++++ Material for the task ++++
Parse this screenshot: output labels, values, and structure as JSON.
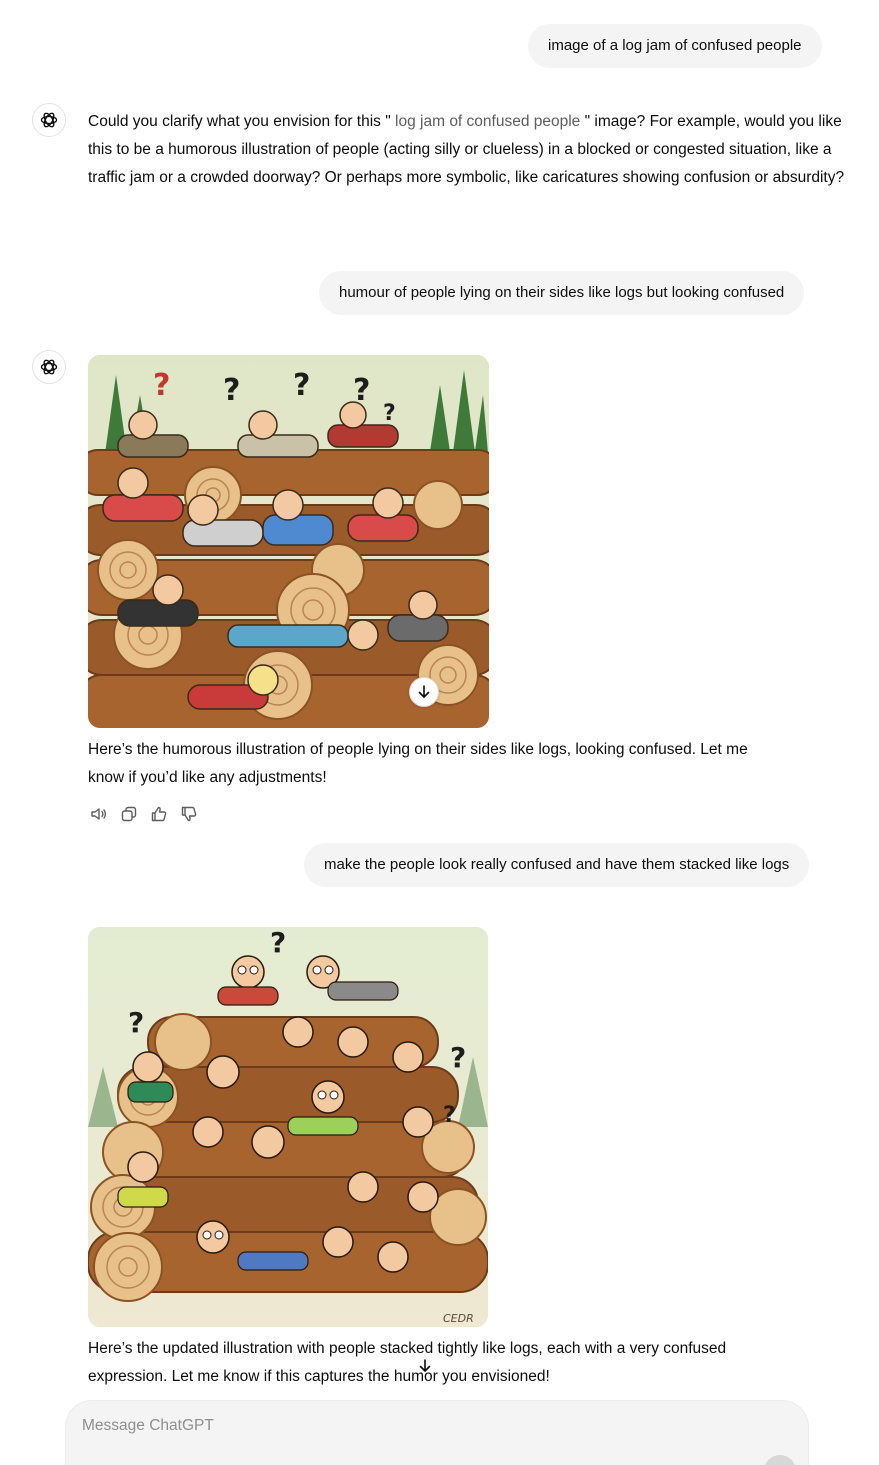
{
  "messages": {
    "user_1": "image of a log jam of confused people",
    "assistant_1": {
      "before": "Could you clarify what you envision for this \"",
      "quoted": " log jam of confused people ",
      "after": "\" image? For example, would you like this to be a humorous illustration of people (acting silly or clueless) in a blocked or congested situation, like a traffic jam or a crowded doorway? Or perhaps more symbolic, like caricatures showing confusion or absurdity?"
    },
    "user_2": "humour of people lying on their sides like logs but looking confused",
    "assistant_2": {
      "image_alt": "Cartoon of confused people lying on their sides on top of logs in a forest clearing",
      "text": "Here’s the humorous illustration of people lying on their sides like logs, looking confused. Let me know if you’d like any adjustments!"
    },
    "user_3": "make the people look really confused and have them stacked like logs",
    "assistant_3": {
      "image_alt": "Cartoon of very confused people stacked tightly between logs with question marks above them",
      "image_signature": "CEDR",
      "text": "Here’s the updated illustration with people stacked tightly like logs, each with a very confused expression. Let me know if this captures the humor you envisioned!"
    }
  },
  "icons": {
    "assistant_avatar": "openai-logo-icon",
    "download": "arrow-down-icon",
    "read_aloud": "speaker-icon",
    "copy": "copy-icon",
    "thumbs_up": "thumbs-up-icon",
    "thumbs_down": "thumbs-down-icon",
    "scroll_down": "arrow-down-icon"
  },
  "composer": {
    "placeholder": "Message ChatGPT"
  },
  "colors": {
    "user_bubble": "#f4f4f4",
    "text": "#0d0d0d",
    "muted": "#8e8e8e"
  }
}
++++
To do
Every line of the material is to be quoted exactly, with no pictures carried over.

Solution for this exercise
Parse this screenshot: output labels, values, and structure as JSON.
{
  "messages": {
    "user_1": "image of a log jam of confused people",
    "assistant_1": {
      "before": "Could you clarify what you envision for this \"",
      "quoted": " log jam of confused people ",
      "after": "\" image? For example, would you like this to be a humorous illustration of people (acting silly or clueless) in a blocked or congested situation, like a traffic jam or a crowded doorway? Or perhaps more symbolic, like caricatures showing confusion or absurdity?"
    },
    "user_2": "humour of people lying on their sides like logs but looking confused",
    "assistant_2": {
      "image_alt": "Cartoon of confused people lying on their sides on top of logs in a forest clearing",
      "text": "Here’s the humorous illustration of people lying on their sides like logs, looking confused. Let me know if you’d like any adjustments!"
    },
    "user_3": "make the people look really confused and have them stacked like logs",
    "assistant_3": {
      "image_alt": "Cartoon of very confused people stacked tightly between logs with question marks above them",
      "image_signature": "CEDR",
      "text": "Here’s the updated illustration with people stacked tightly like logs, each with a very confused expression. Let me know if this captures the humor you envisioned!"
    }
  },
  "icons": {
    "assistant_avatar": "openai-logo-icon",
    "download": "arrow-down-icon",
    "read_aloud": "speaker-icon",
    "copy": "copy-icon",
    "thumbs_up": "thumbs-up-icon",
    "thumbs_down": "thumbs-down-icon",
    "scroll_down": "arrow-down-icon"
  },
  "composer": {
    "placeholder": "Message ChatGPT"
  },
  "colors": {
    "user_bubble": "#f4f4f4",
    "text": "#0d0d0d",
    "muted": "#8e8e8e"
  }
}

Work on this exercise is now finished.